Exercise description » Below is a set of records; restate each one word for word.

Dataset entries »
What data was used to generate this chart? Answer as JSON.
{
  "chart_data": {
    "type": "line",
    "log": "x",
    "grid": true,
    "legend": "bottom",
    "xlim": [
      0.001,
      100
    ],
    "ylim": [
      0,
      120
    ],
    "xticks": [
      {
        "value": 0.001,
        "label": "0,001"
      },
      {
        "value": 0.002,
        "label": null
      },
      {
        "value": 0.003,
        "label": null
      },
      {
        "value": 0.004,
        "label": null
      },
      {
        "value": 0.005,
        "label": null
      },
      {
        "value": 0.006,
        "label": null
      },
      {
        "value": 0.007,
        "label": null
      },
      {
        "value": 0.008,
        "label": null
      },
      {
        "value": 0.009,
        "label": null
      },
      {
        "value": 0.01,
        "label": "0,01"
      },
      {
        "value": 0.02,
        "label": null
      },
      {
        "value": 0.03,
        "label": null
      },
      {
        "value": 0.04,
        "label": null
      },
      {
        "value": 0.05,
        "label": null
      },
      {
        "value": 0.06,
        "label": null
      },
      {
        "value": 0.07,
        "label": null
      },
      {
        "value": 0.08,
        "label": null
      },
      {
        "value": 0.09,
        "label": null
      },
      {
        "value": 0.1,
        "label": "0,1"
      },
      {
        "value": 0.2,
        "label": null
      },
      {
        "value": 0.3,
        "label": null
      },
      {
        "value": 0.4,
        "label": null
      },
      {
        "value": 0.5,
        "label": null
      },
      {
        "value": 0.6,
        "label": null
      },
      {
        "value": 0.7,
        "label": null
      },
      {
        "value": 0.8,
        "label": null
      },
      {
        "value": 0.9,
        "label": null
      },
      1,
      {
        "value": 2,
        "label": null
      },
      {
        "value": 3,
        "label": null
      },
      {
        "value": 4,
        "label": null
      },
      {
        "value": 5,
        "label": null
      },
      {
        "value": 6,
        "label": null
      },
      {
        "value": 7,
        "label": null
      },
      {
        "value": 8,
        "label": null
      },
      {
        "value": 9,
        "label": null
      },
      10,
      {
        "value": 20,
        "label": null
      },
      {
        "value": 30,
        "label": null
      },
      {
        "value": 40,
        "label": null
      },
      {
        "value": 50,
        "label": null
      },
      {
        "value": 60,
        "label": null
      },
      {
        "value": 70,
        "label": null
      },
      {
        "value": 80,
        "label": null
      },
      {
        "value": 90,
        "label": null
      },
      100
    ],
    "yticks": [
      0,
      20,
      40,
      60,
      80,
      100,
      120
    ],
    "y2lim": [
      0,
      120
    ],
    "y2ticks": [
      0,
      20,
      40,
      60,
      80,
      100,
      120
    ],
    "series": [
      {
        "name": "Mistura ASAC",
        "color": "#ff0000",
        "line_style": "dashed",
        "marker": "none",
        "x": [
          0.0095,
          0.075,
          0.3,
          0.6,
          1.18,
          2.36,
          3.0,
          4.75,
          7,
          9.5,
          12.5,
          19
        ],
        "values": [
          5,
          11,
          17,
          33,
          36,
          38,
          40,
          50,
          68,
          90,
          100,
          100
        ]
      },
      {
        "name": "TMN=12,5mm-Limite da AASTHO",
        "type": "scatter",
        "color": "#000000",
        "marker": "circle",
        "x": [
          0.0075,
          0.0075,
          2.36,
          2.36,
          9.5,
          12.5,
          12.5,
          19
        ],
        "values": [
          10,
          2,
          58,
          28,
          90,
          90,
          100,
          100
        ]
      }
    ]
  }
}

Answer to this task »
What data was used to generate this chart? Answer as JSON.
{
  "chart_data": {
    "type": "line",
    "log": "x",
    "grid": true,
    "legend": "bottom",
    "xlim": [
      0.001,
      100
    ],
    "ylim": [
      0,
      120
    ],
    "xticks": [
      {
        "value": 0.001,
        "label": "0,001"
      },
      {
        "value": 0.002,
        "label": null
      },
      {
        "value": 0.003,
        "label": null
      },
      {
        "value": 0.004,
        "label": null
      },
      {
        "value": 0.005,
        "label": null
      },
      {
        "value": 0.006,
        "label": null
      },
      {
        "value": 0.007,
        "label": null
      },
      {
        "value": 0.008,
        "label": null
      },
      {
        "value": 0.009,
        "label": null
      },
      {
        "value": 0.01,
        "label": "0,01"
      },
      {
        "value": 0.02,
        "label": null
      },
      {
        "value": 0.03,
        "label": null
      },
      {
        "value": 0.04,
        "label": null
      },
      {
        "value": 0.05,
        "label": null
      },
      {
        "value": 0.06,
        "label": null
      },
      {
        "value": 0.07,
        "label": null
      },
      {
        "value": 0.08,
        "label": null
      },
      {
        "value": 0.09,
        "label": null
      },
      {
        "value": 0.1,
        "label": "0,1"
      },
      {
        "value": 0.2,
        "label": null
      },
      {
        "value": 0.3,
        "label": null
      },
      {
        "value": 0.4,
        "label": null
      },
      {
        "value": 0.5,
        "label": null
      },
      {
        "value": 0.6,
        "label": null
      },
      {
        "value": 0.7,
        "label": null
      },
      {
        "value": 0.8,
        "label": null
      },
      {
        "value": 0.9,
        "label": null
      },
      1,
      {
        "value": 2,
        "label": null
      },
      {
        "value": 3,
        "label": null
      },
      {
        "value": 4,
        "label": null
      },
      {
        "value": 5,
        "label": null
      },
      {
        "value": 6,
        "label": null
      },
      {
        "value": 7,
        "label": null
      },
      {
        "value": 8,
        "label": null
      },
      {
        "value": 9,
        "label": null
      },
      10,
      {
        "value": 20,
        "label": null
      },
      {
        "value": 30,
        "label": null
      },
      {
        "value": 40,
        "label": null
      },
      {
        "value": 50,
        "label": null
      },
      {
        "value": 60,
        "label": null
      },
      {
        "value": 70,
        "label": null
      },
      {
        "value": 80,
        "label": null
      },
      {
        "value": 90,
        "label": null
      },
      100
    ],
    "yticks": [
      0,
      20,
      40,
      60,
      80,
      100,
      120
    ],
    "y2lim": [
      0,
      120
    ],
    "y2ticks": [
      0,
      20,
      40,
      60,
      80,
      100,
      120
    ],
    "series": [
      {
        "name": "Mistura ASAC",
        "color": "#ff0000",
        "line_style": "dashed",
        "marker": "none",
        "x": [
          0.0095,
          0.075,
          0.3,
          0.6,
          1.18,
          2.36,
          3.0,
          4.75,
          7,
          9.5,
          12.5,
          19
        ],
        "values": [
          5,
          11,
          17,
          33,
          36,
          38,
          40,
          50,
          68,
          90,
          100,
          100
        ]
      },
      {
        "name": "TMN=12,5mm-Limite da AASTHO",
        "type": "scatter",
        "color": "#000000",
        "marker": "circle",
        "x": [
          0.0075,
          0.0075,
          2.36,
          2.36,
          9.5,
          12.5,
          12.5,
          19
        ],
        "values": [
          10,
          2,
          58,
          28,
          90,
          90,
          100,
          100
        ]
      }
    ]
  }
}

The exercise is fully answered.